*EXTRACTED DATA*:

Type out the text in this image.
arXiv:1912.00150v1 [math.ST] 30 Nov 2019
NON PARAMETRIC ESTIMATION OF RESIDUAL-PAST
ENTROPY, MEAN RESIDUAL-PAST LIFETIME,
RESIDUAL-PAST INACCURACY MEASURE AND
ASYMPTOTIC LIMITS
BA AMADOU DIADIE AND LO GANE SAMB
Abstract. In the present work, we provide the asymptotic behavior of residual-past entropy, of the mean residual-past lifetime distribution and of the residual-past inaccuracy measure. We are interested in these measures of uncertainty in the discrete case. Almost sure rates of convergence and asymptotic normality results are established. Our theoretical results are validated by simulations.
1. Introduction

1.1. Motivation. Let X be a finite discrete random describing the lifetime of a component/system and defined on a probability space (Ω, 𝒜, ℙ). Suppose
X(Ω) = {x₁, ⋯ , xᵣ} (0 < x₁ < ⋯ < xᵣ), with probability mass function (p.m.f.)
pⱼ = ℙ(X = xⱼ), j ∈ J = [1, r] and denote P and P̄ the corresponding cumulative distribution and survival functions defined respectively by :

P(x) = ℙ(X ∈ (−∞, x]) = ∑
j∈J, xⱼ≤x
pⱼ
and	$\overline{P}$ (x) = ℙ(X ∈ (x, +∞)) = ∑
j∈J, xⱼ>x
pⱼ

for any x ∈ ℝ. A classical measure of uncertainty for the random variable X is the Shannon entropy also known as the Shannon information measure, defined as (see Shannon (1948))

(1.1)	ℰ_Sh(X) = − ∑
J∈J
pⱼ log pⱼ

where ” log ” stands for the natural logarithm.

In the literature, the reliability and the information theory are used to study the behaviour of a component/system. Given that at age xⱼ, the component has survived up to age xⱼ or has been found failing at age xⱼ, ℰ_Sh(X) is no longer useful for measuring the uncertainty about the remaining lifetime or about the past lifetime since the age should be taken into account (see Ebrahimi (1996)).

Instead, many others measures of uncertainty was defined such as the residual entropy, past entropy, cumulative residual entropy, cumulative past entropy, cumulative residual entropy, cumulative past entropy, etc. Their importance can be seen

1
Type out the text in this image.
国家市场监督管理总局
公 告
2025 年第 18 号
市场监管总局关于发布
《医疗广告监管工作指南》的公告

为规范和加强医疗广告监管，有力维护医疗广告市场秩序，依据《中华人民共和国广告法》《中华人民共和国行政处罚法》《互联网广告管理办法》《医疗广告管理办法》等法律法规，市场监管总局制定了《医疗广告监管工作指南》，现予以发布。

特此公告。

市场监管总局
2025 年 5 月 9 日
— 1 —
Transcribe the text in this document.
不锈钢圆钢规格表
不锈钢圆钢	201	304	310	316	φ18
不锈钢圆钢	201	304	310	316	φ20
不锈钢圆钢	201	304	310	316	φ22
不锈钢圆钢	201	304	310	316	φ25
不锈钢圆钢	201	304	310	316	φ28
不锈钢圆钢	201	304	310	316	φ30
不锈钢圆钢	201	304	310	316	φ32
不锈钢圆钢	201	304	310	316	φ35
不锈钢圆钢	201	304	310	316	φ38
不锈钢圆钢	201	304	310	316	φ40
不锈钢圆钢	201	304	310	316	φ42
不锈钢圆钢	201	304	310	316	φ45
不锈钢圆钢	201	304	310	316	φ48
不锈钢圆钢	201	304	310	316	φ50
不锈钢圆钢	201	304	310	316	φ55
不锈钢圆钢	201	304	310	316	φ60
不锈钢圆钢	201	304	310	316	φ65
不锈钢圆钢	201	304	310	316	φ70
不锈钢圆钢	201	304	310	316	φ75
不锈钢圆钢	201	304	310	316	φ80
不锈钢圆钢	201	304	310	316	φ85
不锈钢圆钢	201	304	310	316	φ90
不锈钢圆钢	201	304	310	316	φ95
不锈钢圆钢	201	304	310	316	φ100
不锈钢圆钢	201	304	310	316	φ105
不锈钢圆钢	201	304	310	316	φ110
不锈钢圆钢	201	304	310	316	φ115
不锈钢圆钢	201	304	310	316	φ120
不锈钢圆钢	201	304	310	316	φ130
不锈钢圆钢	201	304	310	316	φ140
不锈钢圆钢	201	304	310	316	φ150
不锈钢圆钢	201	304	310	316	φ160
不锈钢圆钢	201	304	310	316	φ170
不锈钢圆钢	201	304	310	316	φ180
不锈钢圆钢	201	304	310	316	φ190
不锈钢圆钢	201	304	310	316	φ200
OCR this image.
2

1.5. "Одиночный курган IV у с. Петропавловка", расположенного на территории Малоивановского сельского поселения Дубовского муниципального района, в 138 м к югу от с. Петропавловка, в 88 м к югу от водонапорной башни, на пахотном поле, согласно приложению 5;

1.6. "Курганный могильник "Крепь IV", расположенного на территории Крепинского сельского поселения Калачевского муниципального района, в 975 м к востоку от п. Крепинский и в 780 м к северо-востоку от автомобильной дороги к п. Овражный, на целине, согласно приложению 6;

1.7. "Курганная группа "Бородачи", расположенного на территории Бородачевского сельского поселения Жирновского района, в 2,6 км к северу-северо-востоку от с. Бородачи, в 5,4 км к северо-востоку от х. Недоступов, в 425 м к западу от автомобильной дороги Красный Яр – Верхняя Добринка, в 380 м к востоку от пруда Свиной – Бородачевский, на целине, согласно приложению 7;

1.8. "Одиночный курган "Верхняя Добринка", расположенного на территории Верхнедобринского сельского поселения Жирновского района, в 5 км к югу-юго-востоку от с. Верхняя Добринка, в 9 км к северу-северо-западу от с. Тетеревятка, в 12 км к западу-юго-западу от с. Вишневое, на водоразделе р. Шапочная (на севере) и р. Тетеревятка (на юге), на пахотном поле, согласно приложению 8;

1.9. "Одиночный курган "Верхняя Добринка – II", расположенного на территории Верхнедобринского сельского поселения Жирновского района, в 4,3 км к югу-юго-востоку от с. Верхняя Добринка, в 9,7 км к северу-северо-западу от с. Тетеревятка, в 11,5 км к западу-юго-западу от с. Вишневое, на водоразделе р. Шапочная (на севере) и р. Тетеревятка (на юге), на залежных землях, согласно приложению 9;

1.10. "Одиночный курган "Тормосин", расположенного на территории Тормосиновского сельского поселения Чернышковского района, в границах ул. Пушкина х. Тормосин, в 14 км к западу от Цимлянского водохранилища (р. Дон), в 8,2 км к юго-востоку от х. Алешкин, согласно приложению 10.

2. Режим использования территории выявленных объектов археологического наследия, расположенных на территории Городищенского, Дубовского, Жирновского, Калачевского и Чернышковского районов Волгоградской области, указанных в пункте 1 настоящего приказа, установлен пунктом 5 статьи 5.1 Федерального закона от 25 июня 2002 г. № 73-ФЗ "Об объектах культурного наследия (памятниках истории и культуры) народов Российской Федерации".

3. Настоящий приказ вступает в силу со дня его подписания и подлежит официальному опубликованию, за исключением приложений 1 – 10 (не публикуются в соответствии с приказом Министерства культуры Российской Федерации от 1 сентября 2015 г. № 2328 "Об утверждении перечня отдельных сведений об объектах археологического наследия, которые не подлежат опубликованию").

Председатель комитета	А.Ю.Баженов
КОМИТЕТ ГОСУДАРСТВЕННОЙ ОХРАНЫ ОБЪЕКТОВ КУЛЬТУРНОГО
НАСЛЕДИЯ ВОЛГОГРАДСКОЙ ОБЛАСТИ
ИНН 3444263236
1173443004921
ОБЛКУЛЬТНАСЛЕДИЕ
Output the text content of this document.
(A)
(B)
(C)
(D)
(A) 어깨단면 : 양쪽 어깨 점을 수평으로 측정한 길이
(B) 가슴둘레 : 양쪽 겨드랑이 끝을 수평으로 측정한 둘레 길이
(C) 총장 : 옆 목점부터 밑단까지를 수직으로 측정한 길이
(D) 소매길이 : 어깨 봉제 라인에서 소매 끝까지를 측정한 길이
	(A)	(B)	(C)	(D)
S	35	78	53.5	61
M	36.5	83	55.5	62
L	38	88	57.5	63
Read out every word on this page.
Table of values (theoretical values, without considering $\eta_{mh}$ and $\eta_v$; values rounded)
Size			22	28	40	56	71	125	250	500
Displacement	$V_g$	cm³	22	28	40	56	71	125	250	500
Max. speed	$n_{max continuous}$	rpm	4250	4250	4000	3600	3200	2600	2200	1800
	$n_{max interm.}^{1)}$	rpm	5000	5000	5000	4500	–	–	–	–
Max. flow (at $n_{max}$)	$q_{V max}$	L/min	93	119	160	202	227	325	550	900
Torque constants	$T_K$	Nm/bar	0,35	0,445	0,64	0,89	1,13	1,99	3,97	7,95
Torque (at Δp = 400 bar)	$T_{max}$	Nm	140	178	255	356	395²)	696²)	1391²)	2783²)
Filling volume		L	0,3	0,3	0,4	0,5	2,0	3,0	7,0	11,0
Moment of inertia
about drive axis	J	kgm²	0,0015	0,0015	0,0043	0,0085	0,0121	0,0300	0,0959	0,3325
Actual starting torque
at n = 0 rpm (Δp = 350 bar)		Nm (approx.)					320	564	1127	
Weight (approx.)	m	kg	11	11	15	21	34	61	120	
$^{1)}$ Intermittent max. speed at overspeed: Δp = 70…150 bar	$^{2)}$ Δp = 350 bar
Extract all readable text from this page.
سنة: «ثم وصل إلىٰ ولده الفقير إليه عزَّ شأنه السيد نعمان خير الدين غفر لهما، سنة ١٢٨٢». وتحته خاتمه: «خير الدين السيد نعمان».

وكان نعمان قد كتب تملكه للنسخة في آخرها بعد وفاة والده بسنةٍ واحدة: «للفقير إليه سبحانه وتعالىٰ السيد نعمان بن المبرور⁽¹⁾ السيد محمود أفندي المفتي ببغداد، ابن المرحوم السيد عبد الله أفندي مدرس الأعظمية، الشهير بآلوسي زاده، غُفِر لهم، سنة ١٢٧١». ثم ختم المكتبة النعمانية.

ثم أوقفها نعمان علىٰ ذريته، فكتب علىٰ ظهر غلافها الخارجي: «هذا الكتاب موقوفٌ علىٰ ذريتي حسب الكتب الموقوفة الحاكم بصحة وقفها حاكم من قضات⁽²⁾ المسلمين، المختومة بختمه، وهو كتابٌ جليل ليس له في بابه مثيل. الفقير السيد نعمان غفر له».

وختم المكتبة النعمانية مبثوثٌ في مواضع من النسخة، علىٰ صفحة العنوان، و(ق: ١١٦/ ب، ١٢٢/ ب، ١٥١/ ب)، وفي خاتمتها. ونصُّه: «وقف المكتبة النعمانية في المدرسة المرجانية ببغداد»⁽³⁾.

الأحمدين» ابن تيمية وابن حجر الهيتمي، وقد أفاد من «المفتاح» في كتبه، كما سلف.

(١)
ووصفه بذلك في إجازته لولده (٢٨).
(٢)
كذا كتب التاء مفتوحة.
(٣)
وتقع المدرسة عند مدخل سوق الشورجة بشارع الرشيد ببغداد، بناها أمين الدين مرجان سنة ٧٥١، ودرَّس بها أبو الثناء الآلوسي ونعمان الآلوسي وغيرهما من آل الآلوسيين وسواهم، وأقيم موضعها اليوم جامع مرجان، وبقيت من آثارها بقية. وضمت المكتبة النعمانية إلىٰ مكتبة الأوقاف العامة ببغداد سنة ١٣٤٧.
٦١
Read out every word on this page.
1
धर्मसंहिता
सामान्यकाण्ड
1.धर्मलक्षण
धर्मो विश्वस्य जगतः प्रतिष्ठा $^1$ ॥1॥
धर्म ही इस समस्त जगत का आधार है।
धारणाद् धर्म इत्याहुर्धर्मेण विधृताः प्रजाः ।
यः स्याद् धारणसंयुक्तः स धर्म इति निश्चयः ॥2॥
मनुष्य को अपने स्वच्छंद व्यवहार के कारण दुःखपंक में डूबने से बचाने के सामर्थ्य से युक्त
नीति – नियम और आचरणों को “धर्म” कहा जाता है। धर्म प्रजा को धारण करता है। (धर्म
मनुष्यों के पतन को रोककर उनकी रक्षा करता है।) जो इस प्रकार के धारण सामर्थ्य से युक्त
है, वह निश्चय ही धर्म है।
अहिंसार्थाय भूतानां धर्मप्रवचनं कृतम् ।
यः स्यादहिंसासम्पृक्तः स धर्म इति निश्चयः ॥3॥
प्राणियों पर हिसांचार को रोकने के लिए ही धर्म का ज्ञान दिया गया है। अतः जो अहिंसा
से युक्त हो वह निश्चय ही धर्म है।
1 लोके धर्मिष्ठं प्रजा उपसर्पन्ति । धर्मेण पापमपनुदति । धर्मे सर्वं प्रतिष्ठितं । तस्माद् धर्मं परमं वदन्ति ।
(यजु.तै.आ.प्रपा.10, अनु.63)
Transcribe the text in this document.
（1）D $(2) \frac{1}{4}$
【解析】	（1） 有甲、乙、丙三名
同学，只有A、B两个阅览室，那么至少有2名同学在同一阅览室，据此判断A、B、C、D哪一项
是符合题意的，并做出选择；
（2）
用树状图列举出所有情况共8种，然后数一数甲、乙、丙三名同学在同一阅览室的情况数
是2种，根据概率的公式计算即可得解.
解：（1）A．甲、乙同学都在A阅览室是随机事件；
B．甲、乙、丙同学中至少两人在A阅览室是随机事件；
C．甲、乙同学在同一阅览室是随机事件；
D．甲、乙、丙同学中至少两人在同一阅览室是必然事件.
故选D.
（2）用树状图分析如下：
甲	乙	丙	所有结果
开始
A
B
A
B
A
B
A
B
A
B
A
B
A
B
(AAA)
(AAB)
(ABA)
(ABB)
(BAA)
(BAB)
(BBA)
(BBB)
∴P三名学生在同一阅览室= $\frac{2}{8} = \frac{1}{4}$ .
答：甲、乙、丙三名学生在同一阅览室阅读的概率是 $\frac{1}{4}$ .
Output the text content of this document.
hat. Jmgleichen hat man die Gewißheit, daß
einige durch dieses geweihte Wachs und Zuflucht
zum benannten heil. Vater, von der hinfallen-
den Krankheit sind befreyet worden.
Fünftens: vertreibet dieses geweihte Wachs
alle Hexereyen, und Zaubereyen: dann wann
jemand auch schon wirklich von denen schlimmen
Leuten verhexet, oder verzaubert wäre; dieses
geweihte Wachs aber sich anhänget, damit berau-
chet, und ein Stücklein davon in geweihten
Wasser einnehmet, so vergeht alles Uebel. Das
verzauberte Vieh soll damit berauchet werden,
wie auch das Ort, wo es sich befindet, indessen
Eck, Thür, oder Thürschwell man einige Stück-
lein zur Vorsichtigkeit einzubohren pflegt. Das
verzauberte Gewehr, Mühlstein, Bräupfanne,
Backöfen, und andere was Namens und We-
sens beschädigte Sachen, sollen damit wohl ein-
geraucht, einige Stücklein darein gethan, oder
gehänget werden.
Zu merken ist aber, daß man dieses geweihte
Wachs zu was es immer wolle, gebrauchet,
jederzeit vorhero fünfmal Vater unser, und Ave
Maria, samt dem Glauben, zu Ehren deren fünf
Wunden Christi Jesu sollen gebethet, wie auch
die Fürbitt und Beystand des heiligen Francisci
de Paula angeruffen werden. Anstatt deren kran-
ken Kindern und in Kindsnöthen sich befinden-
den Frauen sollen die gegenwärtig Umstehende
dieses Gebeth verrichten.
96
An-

*WHAT IS BEING ASKED*: Return every line above in which the string "deren" occurs.

*ANSWER TO THE EXERCISE*:
Maria, samt dem Glauben, zu Ehren deren fünf
de Paula angeruffen werden. Anstatt deren kran-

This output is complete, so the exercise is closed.